• **WHAT YOU HAVE TO DO**
All lines from the one containing "Output the text content of this document." through the last line of the listing below are to be copied exactly. Exclude the pictures.

• **ITEMS**
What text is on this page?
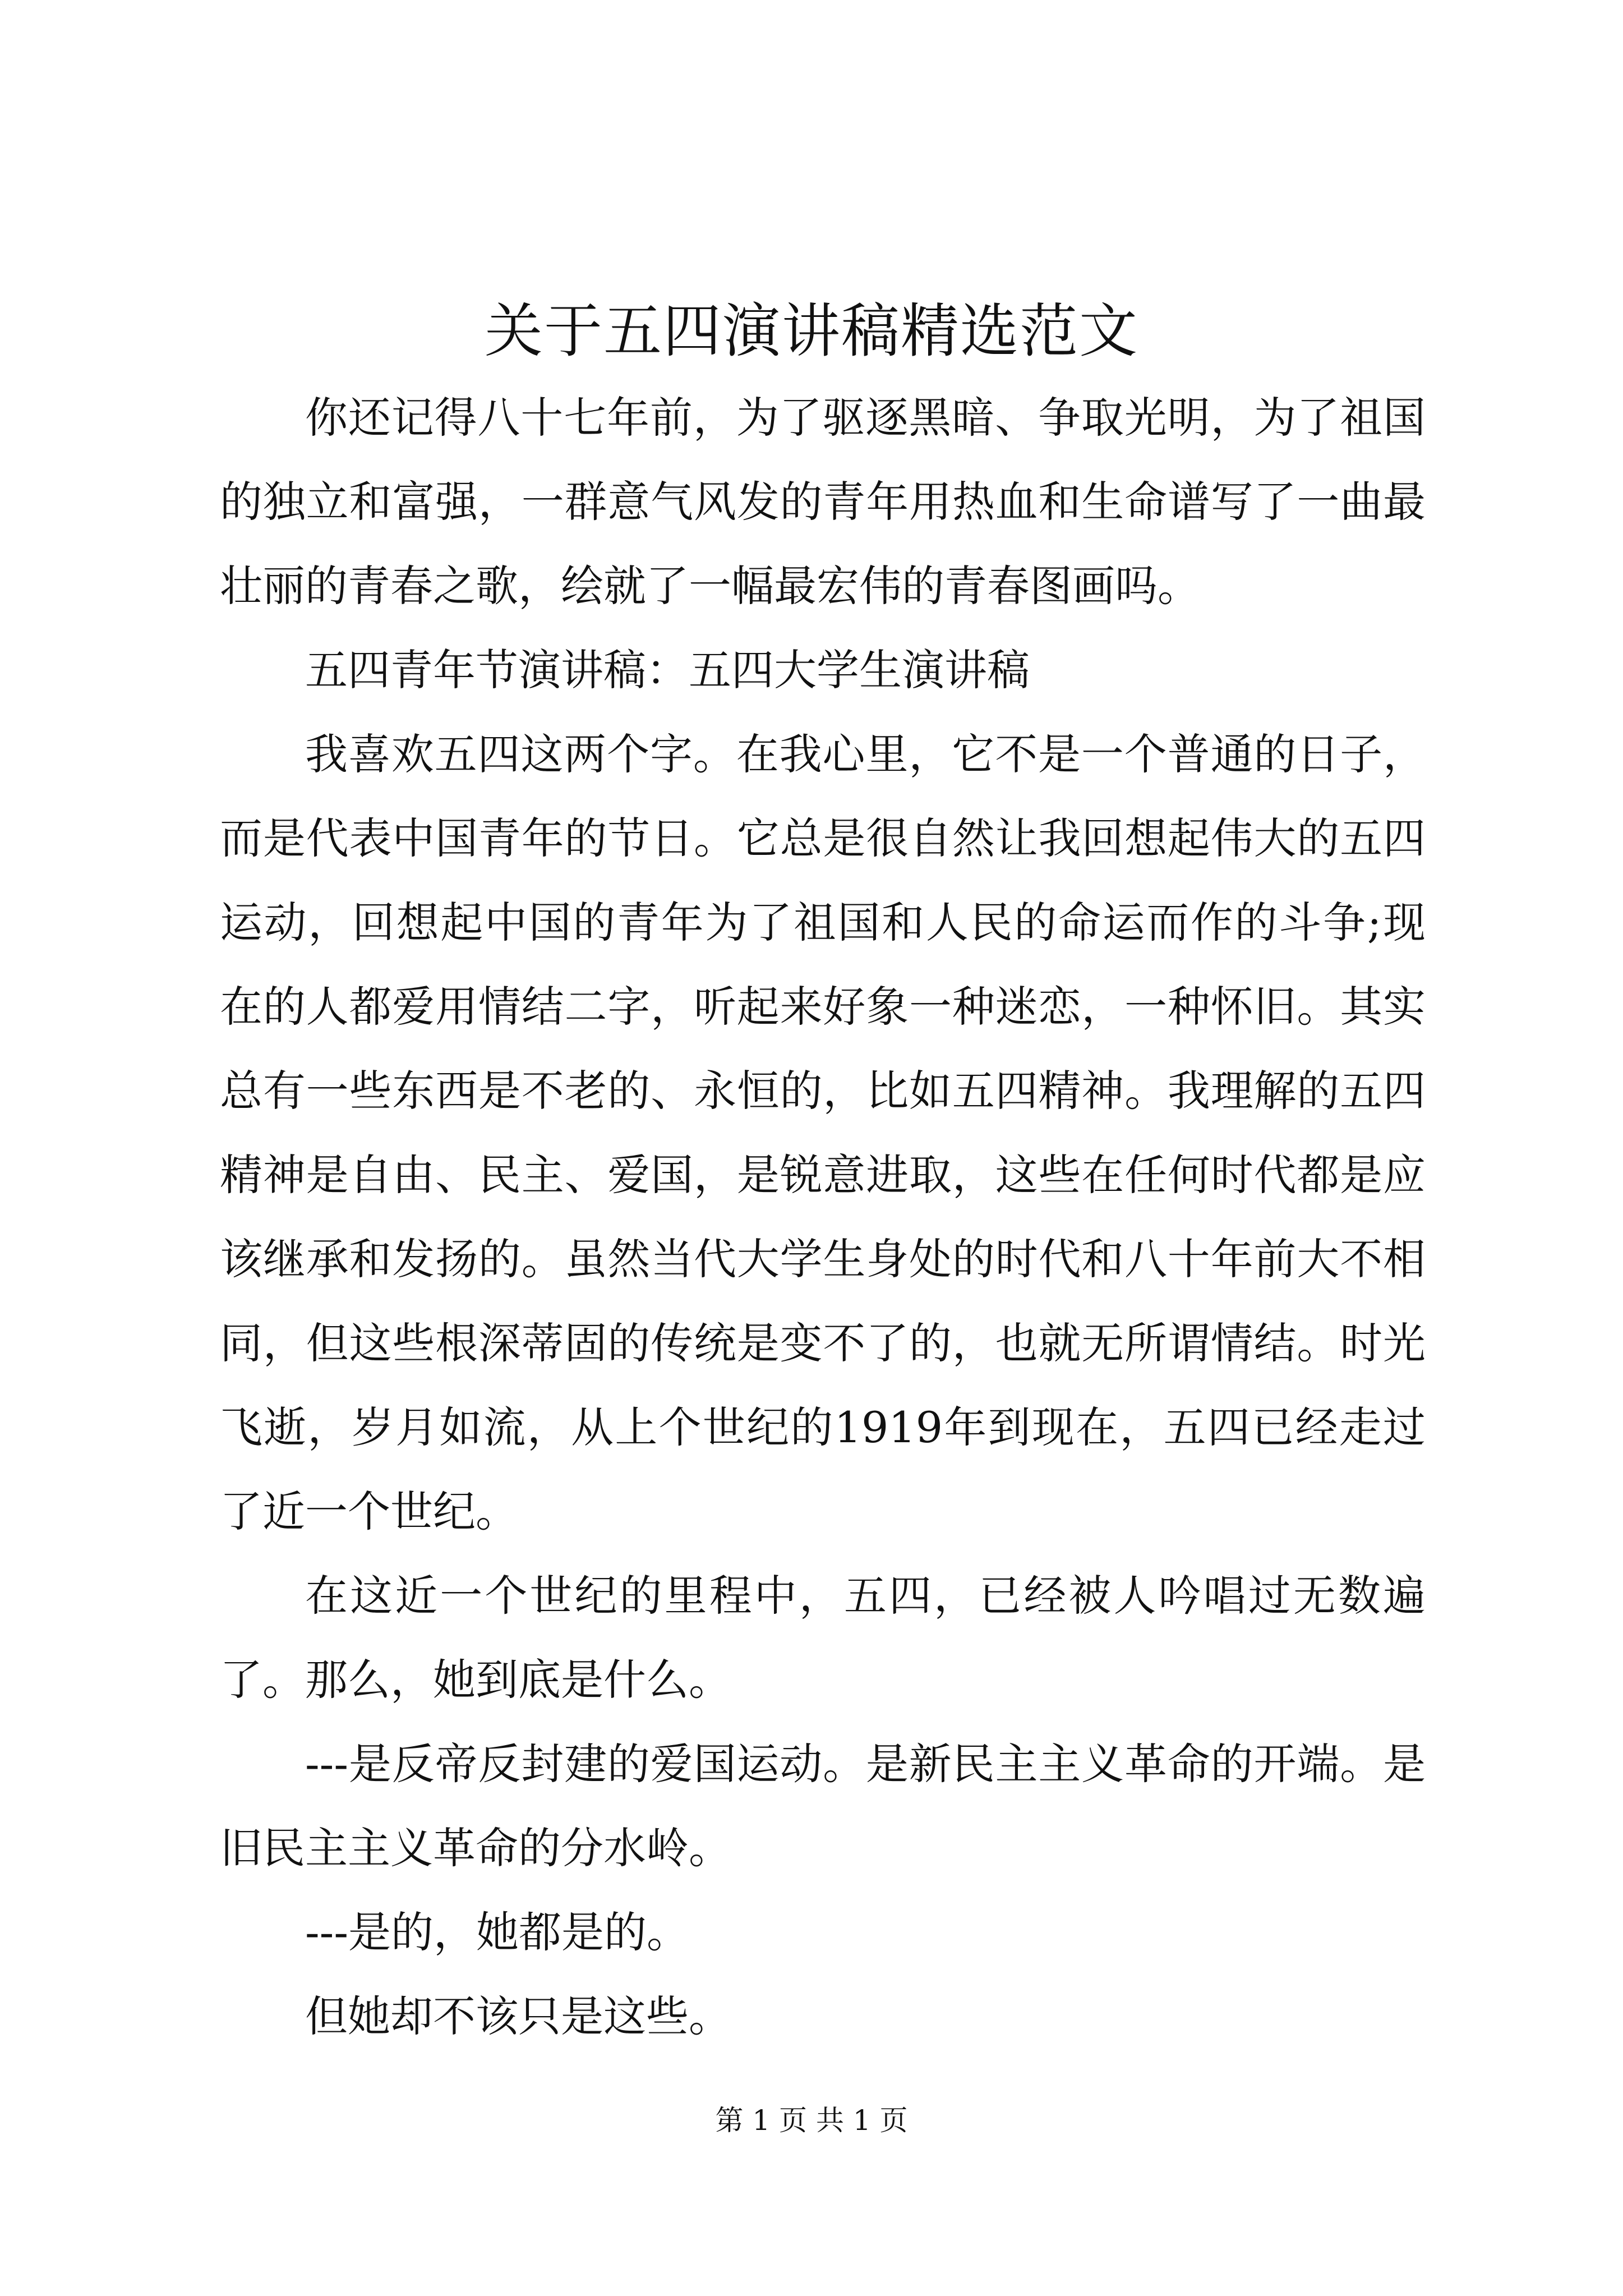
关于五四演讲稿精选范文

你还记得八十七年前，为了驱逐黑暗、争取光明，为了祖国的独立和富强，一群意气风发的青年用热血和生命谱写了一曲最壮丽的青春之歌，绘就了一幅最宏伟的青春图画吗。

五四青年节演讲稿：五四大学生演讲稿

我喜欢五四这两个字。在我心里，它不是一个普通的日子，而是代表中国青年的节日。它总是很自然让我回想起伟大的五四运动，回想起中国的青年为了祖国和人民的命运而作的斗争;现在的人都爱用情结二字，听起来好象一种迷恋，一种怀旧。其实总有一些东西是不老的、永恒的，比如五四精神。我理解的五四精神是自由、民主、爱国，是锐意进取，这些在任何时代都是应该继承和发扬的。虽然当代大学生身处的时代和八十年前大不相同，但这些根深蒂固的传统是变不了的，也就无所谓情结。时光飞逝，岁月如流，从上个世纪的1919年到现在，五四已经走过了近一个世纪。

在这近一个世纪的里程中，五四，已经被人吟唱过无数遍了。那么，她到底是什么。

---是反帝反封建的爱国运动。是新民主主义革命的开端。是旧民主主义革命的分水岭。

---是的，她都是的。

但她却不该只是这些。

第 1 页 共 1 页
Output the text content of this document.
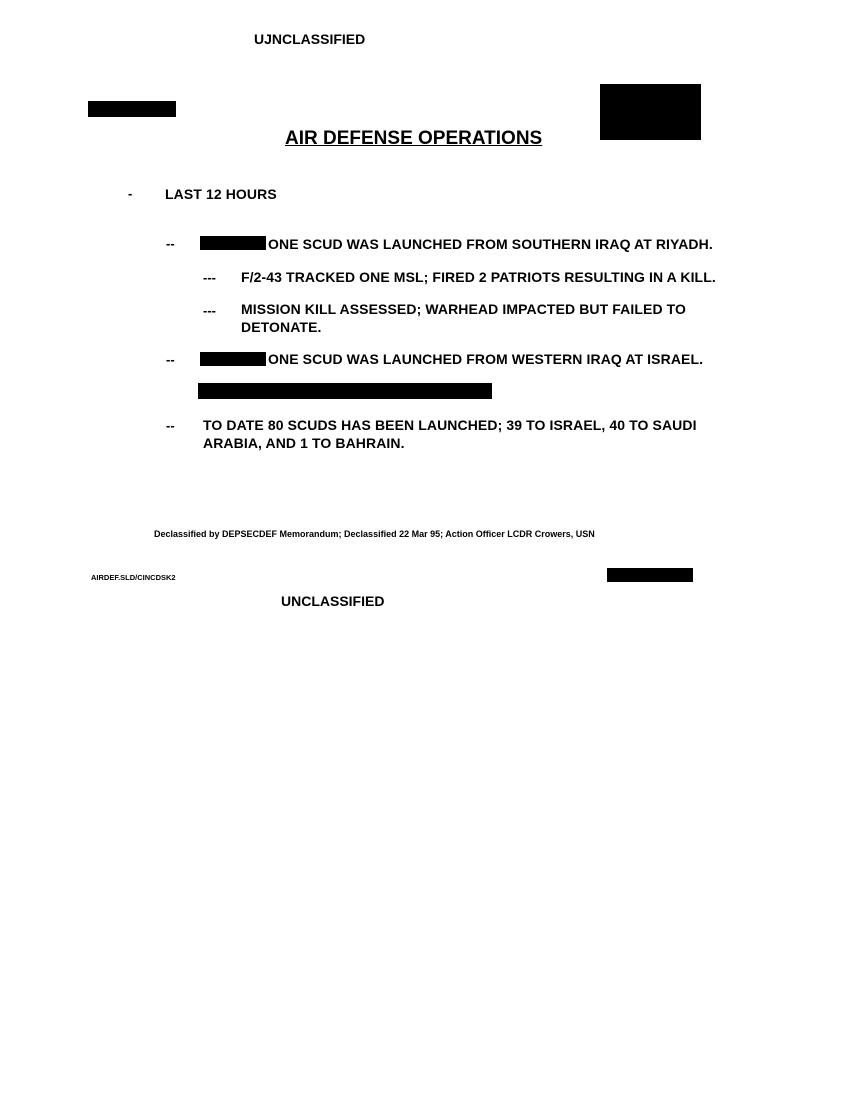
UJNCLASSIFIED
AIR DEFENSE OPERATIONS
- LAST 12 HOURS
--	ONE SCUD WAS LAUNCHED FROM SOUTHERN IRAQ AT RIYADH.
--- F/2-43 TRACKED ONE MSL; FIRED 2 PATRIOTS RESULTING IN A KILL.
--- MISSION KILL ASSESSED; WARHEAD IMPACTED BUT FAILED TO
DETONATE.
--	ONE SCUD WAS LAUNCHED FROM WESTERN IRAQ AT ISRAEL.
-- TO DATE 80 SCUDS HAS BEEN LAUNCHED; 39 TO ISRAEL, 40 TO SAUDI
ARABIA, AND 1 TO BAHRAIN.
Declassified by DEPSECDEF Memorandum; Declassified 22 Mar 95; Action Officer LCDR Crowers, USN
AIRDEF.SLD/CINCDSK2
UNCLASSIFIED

• **PROBLEM SOLUTION**
Output the text content of this document.
UJNCLASSIFIED
AIR DEFENSE OPERATIONS
- LAST 12 HOURS
--	ONE SCUD WAS LAUNCHED FROM SOUTHERN IRAQ AT RIYADH.
--- F/2-43 TRACKED ONE MSL; FIRED 2 PATRIOTS RESULTING IN A KILL.
--- MISSION KILL ASSESSED; WARHEAD IMPACTED BUT FAILED TO
DETONATE.
--	ONE SCUD WAS LAUNCHED FROM WESTERN IRAQ AT ISRAEL.
-- TO DATE 80 SCUDS HAS BEEN LAUNCHED; 39 TO ISRAEL, 40 TO SAUDI
ARABIA, AND 1 TO BAHRAIN.
Declassified by DEPSECDEF Memorandum; Declassified 22 Mar 95; Action Officer LCDR Crowers, USN
AIRDEF.SLD/CINCDSK2
UNCLASSIFIED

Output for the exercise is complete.